=== Source document ===
I went out tonight (PS it is 5 above here gorgeous and clear).

I took out the radioshack rheostat MW and a NORCAL BLT with a
duplicate whip attached to one leg of the norcal blt and the other
leg of the norcal blt shorted to ground.

I walked about a quarter of a mile away from our house and setup
both antennas (the 6'MW with a 25 ohm rheostat and BLT/6'whip)

I had my wife via 2 meters read me back S-meter readings on my
base rig.

The Rheostat mw did much worse than the BLT whip.
S6 vs S1 !
So I guess it is mostly dummyload :(

I did try a near field test of SWR vs field strength.
The fieldstrength seemed greatest when the SWR was "2 bars" [on my f817].
After dropping the swr to zero, if you kept turning the pot
fieldstrength would drop. In the far field there was no noticable
difference in the SWR setting vs field strength.

So it appears that if you get a broad null, the best position
of the pot should be at where it just hits "no bars" and
no farther.

A lower ohmage rheostat would have less resistive loss
but I dont know where to find a low value rheostat locally.

Hey, The good news is that it means I was 30 db down from a 6 foot
whip and a BLT and still was able to talk 1500 miles.


So the plan now is to remove the nichrome wire and replace
with #30 magnet wire and see what happens. My radio shack
store has 3 or 4 more of the 25 ohm rheostats in case there
no improvement or if I crater the current one.


Mike
KL7R

---------------------------

I pulled apart the rheostat and pulled off the nichrome wire
and wrapped the core with #30 magnet wire then sanded the inside
of the wire to expose the bare wire.

The receiver peaks are much sharper now
The transmitter SWR dips are much sharper also.
=== Data for the task ===
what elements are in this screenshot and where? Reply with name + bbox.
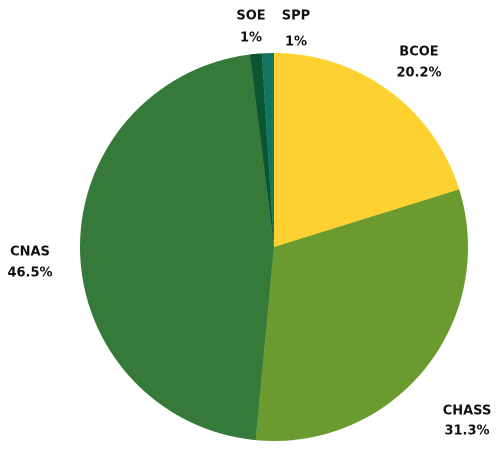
pie-slice [274,53,460,247]
pie-slice [255,189,468,441]
slice-value-label: 46.5% [7,266,52,281]
slice-name: SPP [282,9,310,24]
slice-name: SOE [236,9,265,24]
slice-value-label: 1% [285,35,307,50]
pie-slice [249,53,274,248]
slice-name: CNAS [10,245,50,260]
pie-slice [80,54,274,441]
slice-value-label: 20.2% [396,66,441,81]
slice-name: BCOE [399,45,438,60]
slice-value-label: 31.3% [444,424,489,439]
pie-slice [261,53,274,247]
slice-name: CHASS [443,404,492,419]
slice-value-label: 1% [240,31,262,46]
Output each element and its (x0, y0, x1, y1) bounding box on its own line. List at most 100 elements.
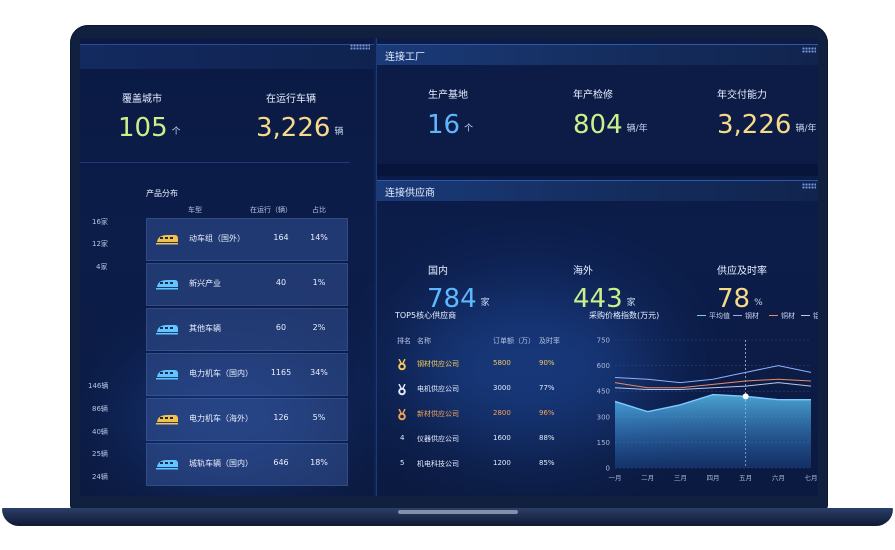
===
* _What you will do_
a. In the ham radio antenna post, list the steps the writer describes after the dashed line for rebuilding the rheostat, in the order they were performed.
b. Reproduce the lines of the records from their beginning through the line containing "slice-name: SOE [236,9,265,24]", inclusive, and leave the pictures out.

* _Written answers_
a.
1. Pulled apart the rheostat.
2. Pulled off the nichrome wire.
3. Wrapped the core with #30 magnet wire.
4. Sanded the inside of the wire to expose the bare wire.

b.
what elements are in this screenshot and where? Reply with name + bbox.
pie-slice [274,53,460,247]
pie-slice [255,189,468,441]
slice-value-label: 46.5% [7,266,52,281]
slice-name: SPP [282,9,310,24]
slice-name: SOE [236,9,265,24]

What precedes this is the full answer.